EXERCISE DETAILS -
Reproduce every record exactly as it appears, but not the pictures.
○ ○ ○ ○
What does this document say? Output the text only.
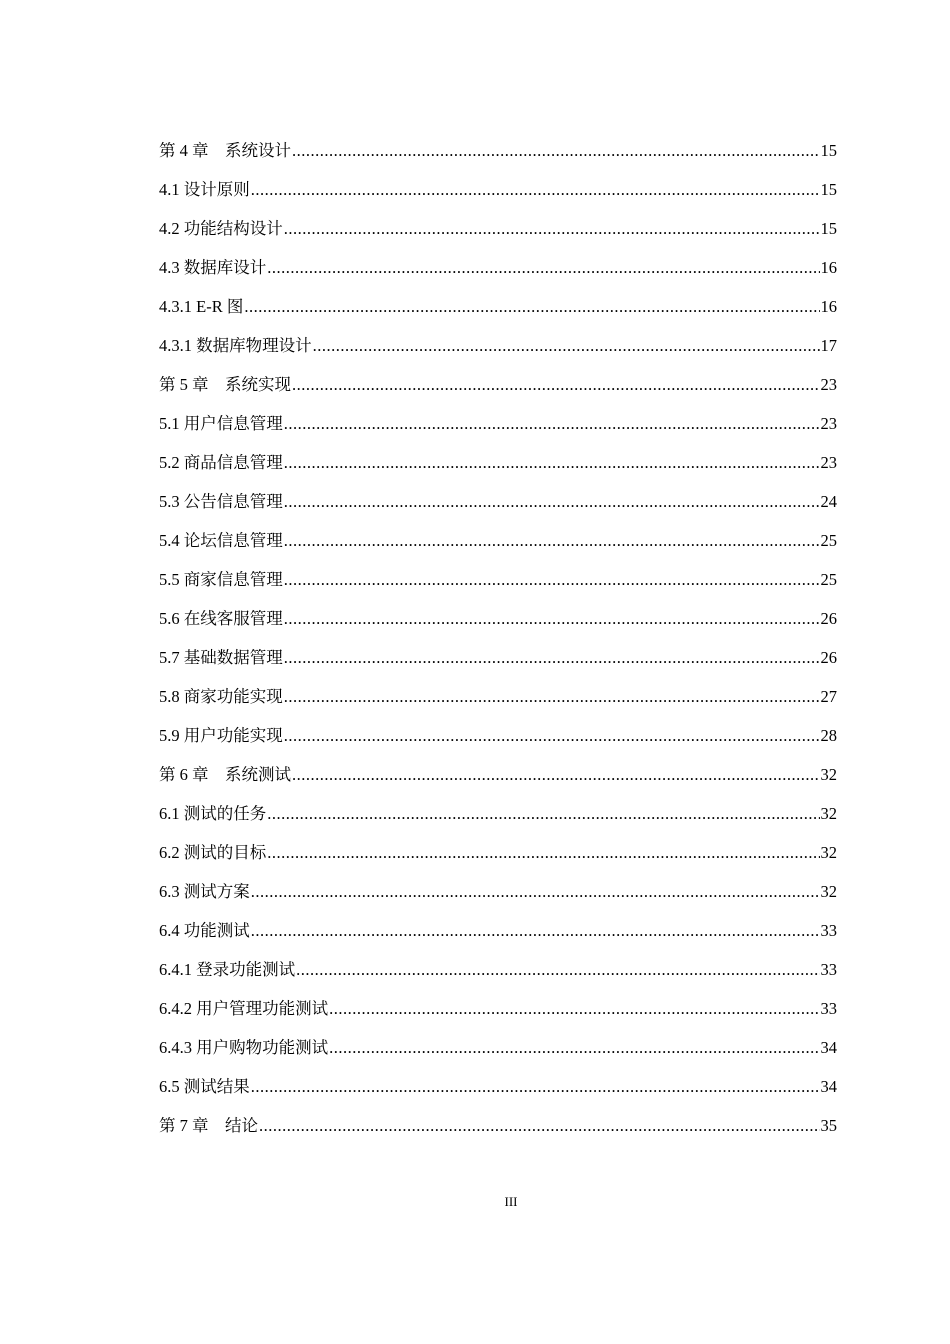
第 4 章　系统设计 .....	15
4.1 设计原则 .....	15
4.2 功能结构设计 .....	15
4.3 数据库设计 .....	16
4.3.1 E-R 图 .....	16
4.3.1 数据库物理设计 .....	17
第 5 章　系统实现 .....	23
5.1 用户信息管理 .....	23
5.2 商品信息管理 .....	23
5.3 公告信息管理 .....	24
5.4 论坛信息管理 .....	25
5.5 商家信息管理 .....	25
5.6 在线客服管理 .....	26
5.7 基础数据管理 .....	26
5.8 商家功能实现 .....	27
5.9 用户功能实现 .....	28
第 6 章　系统测试 .....	32
6.1 测试的任务 .....	32
6.2 测试的目标 .....	32
6.3 测试方案 .....	32
6.4 功能测试 .....	33
6.4.1 登录功能测试 .....	33
6.4.2 用户管理功能测试 .....	33
6.4.3 用户购物功能测试 .....	34
6.5 测试结果 .....	34
第 7 章　结论 .....	35
III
○ ○ ○ ○
RESPONSE TO THIS EXERCISE -
What does this document say? Output the text only.
第 4 章　系统设计 .....	15
4.1 设计原则 .....	15
4.2 功能结构设计 .....	15
4.3 数据库设计 .....	16
4.3.1 E-R 图 .....	16
4.3.1 数据库物理设计 .....	17
第 5 章　系统实现 .....	23
5.1 用户信息管理 .....	23
5.2 商品信息管理 .....	23
5.3 公告信息管理 .....	24
5.4 论坛信息管理 .....	25
5.5 商家信息管理 .....	25
5.6 在线客服管理 .....	26
5.7 基础数据管理 .....	26
5.8 商家功能实现 .....	27
5.9 用户功能实现 .....	28
第 6 章　系统测试 .....	32
6.1 测试的任务 .....	32
6.2 测试的目标 .....	32
6.3 测试方案 .....	32
6.4 功能测试 .....	33
6.4.1 登录功能测试 .....	33
6.4.2 用户管理功能测试 .....	33
6.4.3 用户购物功能测试 .....	34
6.5 测试结果 .....	34
第 7 章　结论 .....	35
III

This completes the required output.